Born on Jan. 10, 1924, in Newland, N.C., and raised in Brooklyn,  Roach was the first jazz musician to treat the drum set both  functionally and as an autonomous instrument of limitless artistic  possibility. As a teenager, Roach paid close attention to “drummers  who could solo”—Jo Jones, Sid Catlett, Chick Webb, Cozy Cole. Toward  the end of his studies at Boys High School, he began riding the subway  from Bedford-Stuyvesant to Harlem for late-night sessions at Minton’s  Playhouse and Monroe’s uptown House, where the likes of Thelonious  Monk, Kenny Clarke and Dizzy Gillespie, all Roach’s elders by several  years, explored alternative approaches to the status quo.
By 1942, they had reharmonized blues forms and Tin Pan Alley  tunes, changing keys, elasticizing the beat and setting hellfire  tempos that discouraged weaker players from taking the bandstand when  serious work was taking place. Before World War II ended, the new  sound was sufficiently established to have a name—bebop.

Thoroughly conversant in how to push a big band—he hit the road  with Benny Carter in 1944 and 1945, and filled in for Sonny Greer with  Duke Ellington in early 1942—with four-to-the-floor on the bass drum  and tricks with the sticks, Roach made his first record in 1943 with  Coleman Hawkins, and played on Hawkins’ ur-bebop 1944 session with  Gillespie on which “Woody ’N’ You” debuted. But as Charlie Parker’s  primary drummer in 1944 and 1945 and from 1947–’49, Roach developed a  technique that allowed him to keep pace with and enhance Parker’s  ferocious velocities and ingenious rhythmic displacements. His famous  polyrhythmic solo on Bud Powell’s “Un Poco Loco” in 1951 foreshadowed  things to come in the next decade.

During the early 1950s, Roach studied composition at Manhattan  School of Music and co-founded, with Charles Mingus, Debut Records—one  of the first musician-run record companies. In 1954, he formed the Max  Roach–Clifford Brown Quintet, in which he elaborated his concept of  transforming the drum set into what he liked to call the multiple  percussion set, treating each component as a unique instrument, while  weaving his patterns into an elaborate, kinetic design. After the  death of Brown and pianist Richie Powell in 1956, he battled  depression and anger, but continued to lead a succession of bands with  saxophonists Sonny Rollins, Hank Mobley, George Coleman, Stanley  Turrentine, Eric Dolphy, Clifford Jordan, and Gary Bartz, trumpeters Kenny Dorham, Booker Little, Richard Williams, Freddie Hubbard, and Charles Tolliver, tubist Ray  Draper, and pianists Mal Waldron and Stanley Cowell.

Roach also performed as a sideman on such essential ’50s recordings  as Thelonious Monk’s Brilliant Corners and Sonny Rollins’ Saxophone  Colossus and The Freedom Suite, as well as important dates by Herbie  Nichols, J.J. Johnson and Little. He interpolated African and  Afro-Caribbean strategies into his flow, incorporated orchestral  percussion into his drum set and worked compositionally with odd  meters, polyrhythm and drum tonality. He gave equal weight to both a  song’s melodic contour and its beat. “Conversations,” from 1953, was  his first recorded drum solo; by the end of the decade, he had  developed a body of singular compositions for solo performance built  on elemental but difficult-to-execute rudiments upon which he  improvised with endless permutations.

Page element annotations
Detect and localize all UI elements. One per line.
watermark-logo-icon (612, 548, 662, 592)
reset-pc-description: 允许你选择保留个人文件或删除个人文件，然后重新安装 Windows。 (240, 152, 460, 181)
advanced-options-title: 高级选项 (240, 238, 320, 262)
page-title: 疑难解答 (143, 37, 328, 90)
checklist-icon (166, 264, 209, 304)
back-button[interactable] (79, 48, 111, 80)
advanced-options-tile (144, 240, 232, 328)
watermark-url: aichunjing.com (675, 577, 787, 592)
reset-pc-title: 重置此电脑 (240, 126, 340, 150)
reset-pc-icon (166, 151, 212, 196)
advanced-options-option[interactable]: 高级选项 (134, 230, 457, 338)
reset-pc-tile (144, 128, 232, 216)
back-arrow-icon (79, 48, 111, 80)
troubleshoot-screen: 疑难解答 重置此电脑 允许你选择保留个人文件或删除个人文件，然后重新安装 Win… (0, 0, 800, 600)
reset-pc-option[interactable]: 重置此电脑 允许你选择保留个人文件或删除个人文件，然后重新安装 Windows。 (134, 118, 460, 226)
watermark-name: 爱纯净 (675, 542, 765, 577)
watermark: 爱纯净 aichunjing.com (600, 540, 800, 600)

§ **REQUIRED WORK**
1. According to the Max Roach profile, what was Roach's first recorded drum solo, and in what year was it made?
2. Carry the Max Roach profile forward with a new paragraph that follows on from its last sentence.

§ **RESPONSES TO THE TASKS**
1. "Conversations," from 1953.

2.
He continued to expand his scope through the ’60s. A long-standing  member of Bedford-Stuyvesant’s Concord Baptist Church, he incorporated  the voice—both the singular instrument of his then-wife, Abbey  Lincoln, and also choirs—into his presentation. It was the height of  the Civil Rights Movement, and he used his music as a vehicle for  struggle, expressing views on the zeitgeist in both the titles of his  albums and compositions—“We Insist: The Freedom Now Suite”  (commissioned by the NAACP for the approaching centennial of the  Emancipation Proclamation), “Garvey’s Ghost,” “It’s Time”—and his  approach to performing them.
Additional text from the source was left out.